### Consegna
Prosegui l'articolo sullo spettacolo "Disturbo?" alla Sala Assoli di Napoli a partire dalla sua ultima frase.

### Testo
────────────────
“Disturbo?”: Sei personaggi in cerca di… cura, alla “Sala Assoli” di Napoli

“Disturbo?”: Sei personaggi in cerca di… cura, alla “Sala Assoli” di Napoli

disturbo-sala-assoli“Le statistiche sanitarie dicono che un una persona su quattro soffre di qualche disturbo mentale.
Pensa ai tuoi tre migliori amici, se loro sono a posto, quella persona sei tu”. Intorno a questa breve, e decisa “statistica”, che in questo caso funge da spietata introduzione, ruotano storie, vicende, complessi casi umani, raccontati con cura e sfrontatezza in “Disturbo?”, in scena alla “Sala Assoli” di Napoli. Ideato ed interpretato da Domenico Carbone, Claudia Esposito, Paolo Gentile, Giuseppe Fiscariello, Emanuela Iusto, Valerio Lombardi e Nicola Narciso, diretto da Giuseppe Fiscariello con la collaborazione di Livio Montanaro e Nicola Narciso, “Disturbo?” è la storia di un gruppo di pazienti, incontratisi per caso nella sala d’aspetto del Dottor Stern, noto psichiatra.
L’apparente ritardo di quest’ultimo, offrirà ai pazienti, l’opportunità di cononscersi, condividere i propri disturbi e la convincenza con essi, ed inoltre di imparare a controllarli, seppure per brevissime porzioni di tempo. “Sotto gli occhi dell’assistente del dottore – spiega Giuseppe Fiscariello – , i sei pazienti danno vita a un’esperienza dagli effetti esilaranti per il pubblico e dagli esiti imprevisti per loro, tra folli partite a monopoli e comici tentativi di costituirsi gruppo di auto-aiuto, dove il colpo di scena finale è dietro l’angolo. GAG Produzioni – continua – porta in scena a Napoli per la prima volta ‘Disturbo?’, liberamente tratto da “Toc Toc?” Di Laurent Baffie, dopo il successo riscosso dalla pièce originale in mezza Europa (Madrid e Parigi su tutte le altre capitali europee, con oltre mille repliche).
────────────────
(Dati di analisi del layout dei documenti)

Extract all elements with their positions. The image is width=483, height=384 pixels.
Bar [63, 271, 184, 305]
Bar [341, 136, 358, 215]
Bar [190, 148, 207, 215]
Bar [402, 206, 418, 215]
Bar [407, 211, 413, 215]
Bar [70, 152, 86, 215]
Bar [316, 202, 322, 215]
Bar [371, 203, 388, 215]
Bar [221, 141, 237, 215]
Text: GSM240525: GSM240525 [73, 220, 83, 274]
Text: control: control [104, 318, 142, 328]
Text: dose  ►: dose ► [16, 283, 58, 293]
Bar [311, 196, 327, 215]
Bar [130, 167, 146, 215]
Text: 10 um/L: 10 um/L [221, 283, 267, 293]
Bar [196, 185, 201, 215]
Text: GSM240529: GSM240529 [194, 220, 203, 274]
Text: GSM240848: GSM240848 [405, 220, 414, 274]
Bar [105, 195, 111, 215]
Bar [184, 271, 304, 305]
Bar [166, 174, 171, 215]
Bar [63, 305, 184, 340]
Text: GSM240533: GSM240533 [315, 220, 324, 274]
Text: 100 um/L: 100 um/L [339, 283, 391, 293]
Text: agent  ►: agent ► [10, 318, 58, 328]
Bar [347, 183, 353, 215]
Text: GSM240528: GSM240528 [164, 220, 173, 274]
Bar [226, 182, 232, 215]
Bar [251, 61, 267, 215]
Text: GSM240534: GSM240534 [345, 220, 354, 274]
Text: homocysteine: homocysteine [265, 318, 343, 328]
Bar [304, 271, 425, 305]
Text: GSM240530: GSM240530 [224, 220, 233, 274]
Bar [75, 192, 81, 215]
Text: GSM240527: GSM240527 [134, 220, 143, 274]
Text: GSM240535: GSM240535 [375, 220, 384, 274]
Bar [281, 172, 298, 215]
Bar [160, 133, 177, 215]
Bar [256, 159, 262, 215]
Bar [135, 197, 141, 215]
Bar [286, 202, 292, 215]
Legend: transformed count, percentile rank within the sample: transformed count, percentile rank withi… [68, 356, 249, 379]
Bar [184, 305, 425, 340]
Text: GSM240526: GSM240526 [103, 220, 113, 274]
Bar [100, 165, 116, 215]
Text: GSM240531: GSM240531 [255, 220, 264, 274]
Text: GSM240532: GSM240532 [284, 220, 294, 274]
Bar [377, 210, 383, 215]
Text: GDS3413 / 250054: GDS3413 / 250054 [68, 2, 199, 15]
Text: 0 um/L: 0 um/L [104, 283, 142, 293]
────────────────
### Risposta
Uno spettacolo – conclude- in cui si ride delle grandi manie e si sorride di quelle piccole, in cui si vede se stessi e il tempo in cui viviamo. Bravi gli attori, efficace la tutt’altro che semplice regia , “Disturbo?” è un crescendo di eventi, conditi esilaranti momenti ed inaspettati colpi di scena, tenuti insieme dal complesso contesto in cui si svolgono gli eventi. Sei personaggi, sei disturbi psichici, se possibili soluzioni. Abile ed inatteso, il Dottor Stern riuscirà ad entrare dentro ognuno dei suoi pazienti, mescolandoli alle pedine di un realistico gioco di società, ponendo ognuno davanti al proprio essere, mostrandogli quello che può esserci, li dove da soli, si è impediti a giungere.